» **SHORT EXERCISE**:
Give every line back verbatim, dropping all images.

[Start TASK INPUTS]

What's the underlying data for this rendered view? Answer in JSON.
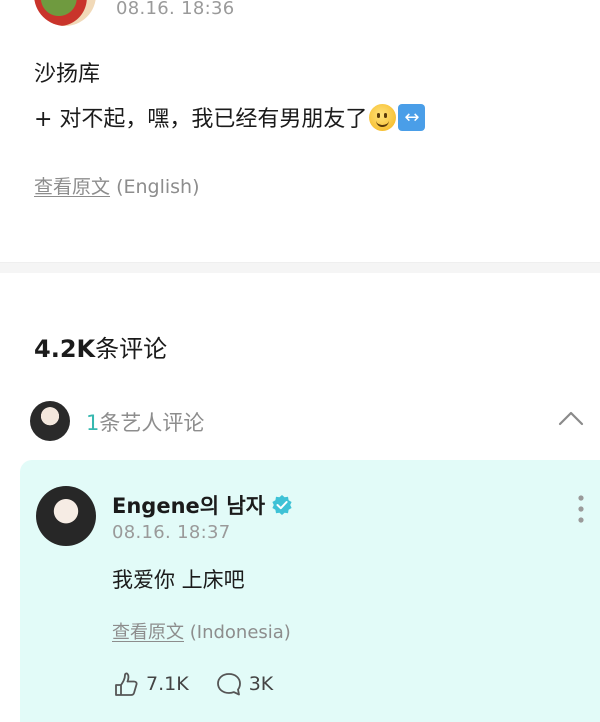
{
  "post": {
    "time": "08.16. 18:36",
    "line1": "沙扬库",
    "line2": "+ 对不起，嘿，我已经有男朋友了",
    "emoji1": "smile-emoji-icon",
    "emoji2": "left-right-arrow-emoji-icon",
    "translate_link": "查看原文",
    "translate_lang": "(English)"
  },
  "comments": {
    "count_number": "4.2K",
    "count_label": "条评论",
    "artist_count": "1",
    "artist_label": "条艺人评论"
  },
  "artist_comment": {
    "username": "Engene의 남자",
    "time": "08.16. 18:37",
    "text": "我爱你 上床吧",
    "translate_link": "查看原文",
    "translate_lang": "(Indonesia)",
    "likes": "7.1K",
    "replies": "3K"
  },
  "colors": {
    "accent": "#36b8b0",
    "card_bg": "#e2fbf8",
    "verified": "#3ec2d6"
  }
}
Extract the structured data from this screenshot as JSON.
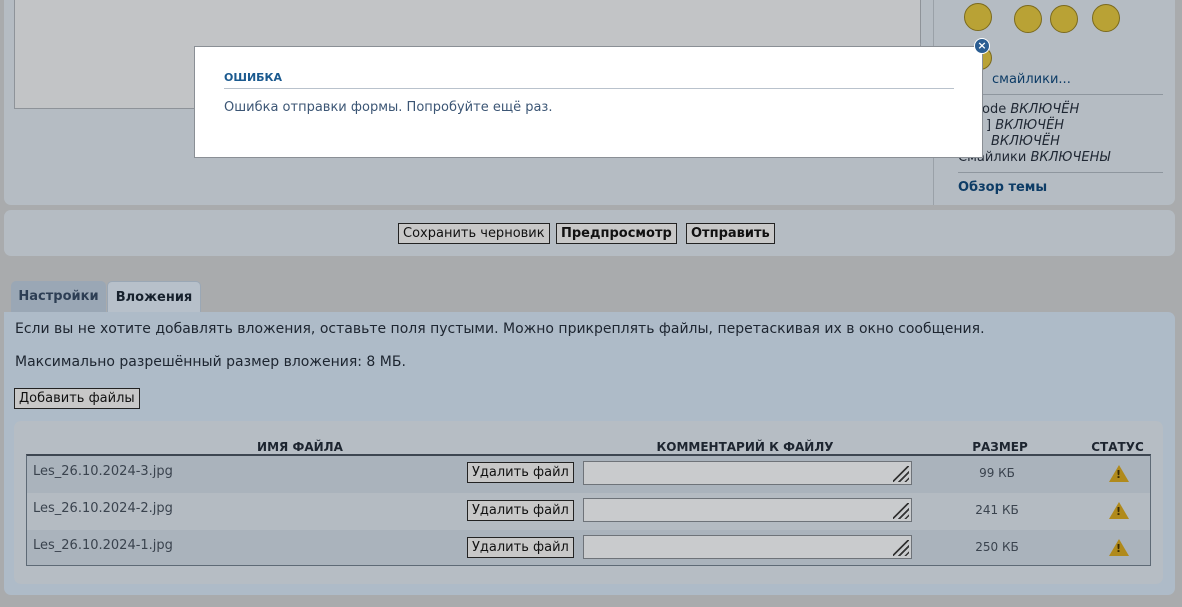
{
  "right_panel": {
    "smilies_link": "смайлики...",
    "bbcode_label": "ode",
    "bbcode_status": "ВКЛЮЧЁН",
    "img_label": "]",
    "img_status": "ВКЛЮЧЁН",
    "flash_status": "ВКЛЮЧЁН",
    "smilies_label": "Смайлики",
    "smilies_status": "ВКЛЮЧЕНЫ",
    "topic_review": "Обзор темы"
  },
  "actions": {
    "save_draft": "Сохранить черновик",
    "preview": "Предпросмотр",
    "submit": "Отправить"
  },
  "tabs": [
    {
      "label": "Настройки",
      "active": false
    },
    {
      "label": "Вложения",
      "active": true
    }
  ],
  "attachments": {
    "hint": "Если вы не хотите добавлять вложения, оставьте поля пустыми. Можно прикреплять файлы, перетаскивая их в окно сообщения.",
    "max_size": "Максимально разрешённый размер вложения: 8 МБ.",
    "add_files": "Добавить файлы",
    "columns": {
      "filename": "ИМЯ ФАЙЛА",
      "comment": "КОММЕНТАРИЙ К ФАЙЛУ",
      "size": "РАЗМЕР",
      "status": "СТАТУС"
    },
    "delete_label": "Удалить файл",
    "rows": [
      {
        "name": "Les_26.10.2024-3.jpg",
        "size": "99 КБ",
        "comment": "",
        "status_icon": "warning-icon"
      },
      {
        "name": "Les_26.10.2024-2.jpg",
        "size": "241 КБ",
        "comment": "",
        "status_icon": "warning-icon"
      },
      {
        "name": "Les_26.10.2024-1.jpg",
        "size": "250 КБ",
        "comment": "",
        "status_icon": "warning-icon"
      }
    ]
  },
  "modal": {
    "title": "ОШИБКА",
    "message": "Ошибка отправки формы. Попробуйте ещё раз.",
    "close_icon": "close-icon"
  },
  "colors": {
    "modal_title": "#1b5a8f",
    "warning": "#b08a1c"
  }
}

[End TASK INPUTS]

» **SOLUTION TO THE EXERCISE**:
What's the underlying data for this rendered view? Answer in JSON.
{
  "post": {
    "time": "08.16. 18:36",
    "line1": "沙扬库",
    "line2": "+ 对不起，嘿，我已经有男朋友了",
    "emoji1": "smile-emoji-icon",
    "emoji2": "left-right-arrow-emoji-icon",
    "translate_link": "查看原文",
    "translate_lang": "(English)"
  },
  "comments": {
    "count_number": "4.2K",
    "count_label": "条评论",
    "artist_count": "1",
    "artist_label": "条艺人评论"
  },
  "artist_comment": {
    "username": "Engene의 남자",
    "time": "08.16. 18:37",
    "text": "我爱你 上床吧",
    "translate_link": "查看原文",
    "translate_lang": "(Indonesia)",
    "likes": "7.1K",
    "replies": "3K"
  },
  "colors": {
    "accent": "#36b8b0",
    "card_bg": "#e2fbf8",
    "verified": "#3ec2d6"
  }
}
Extract the structured data from this screenshot as JSON.
{
  "right_panel": {
    "smilies_link": "смайлики...",
    "bbcode_label": "ode",
    "bbcode_status": "ВКЛЮЧЁН",
    "img_label": "]",
    "img_status": "ВКЛЮЧЁН",
    "flash_status": "ВКЛЮЧЁН",
    "smilies_label": "Смайлики",
    "smilies_status": "ВКЛЮЧЕНЫ",
    "topic_review": "Обзор темы"
  },
  "actions": {
    "save_draft": "Сохранить черновик",
    "preview": "Предпросмотр",
    "submit": "Отправить"
  },
  "tabs": [
    {
      "label": "Настройки",
      "active": false
    },
    {
      "label": "Вложения",
      "active": true
    }
  ],
  "attachments": {
    "hint": "Если вы не хотите добавлять вложения, оставьте поля пустыми. Можно прикреплять файлы, перетаскивая их в окно сообщения.",
    "max_size": "Максимально разрешённый размер вложения: 8 МБ.",
    "add_files": "Добавить файлы",
    "columns": {
      "filename": "ИМЯ ФАЙЛА",
      "comment": "КОММЕНТАРИЙ К ФАЙЛУ",
      "size": "РАЗМЕР",
      "status": "СТАТУС"
    },
    "delete_label": "Удалить файл",
    "rows": [
      {
        "name": "Les_26.10.2024-3.jpg",
        "size": "99 КБ",
        "comment": "",
        "status_icon": "warning-icon"
      },
      {
        "name": "Les_26.10.2024-2.jpg",
        "size": "241 КБ",
        "comment": "",
        "status_icon": "warning-icon"
      },
      {
        "name": "Les_26.10.2024-1.jpg",
        "size": "250 КБ",
        "comment": "",
        "status_icon": "warning-icon"
      }
    ]
  },
  "modal": {
    "title": "ОШИБКА",
    "message": "Ошибка отправки формы. Попробуйте ещё раз.",
    "close_icon": "close-icon"
  },
  "colors": {
    "modal_title": "#1b5a8f",
    "warning": "#b08a1c"
  }
}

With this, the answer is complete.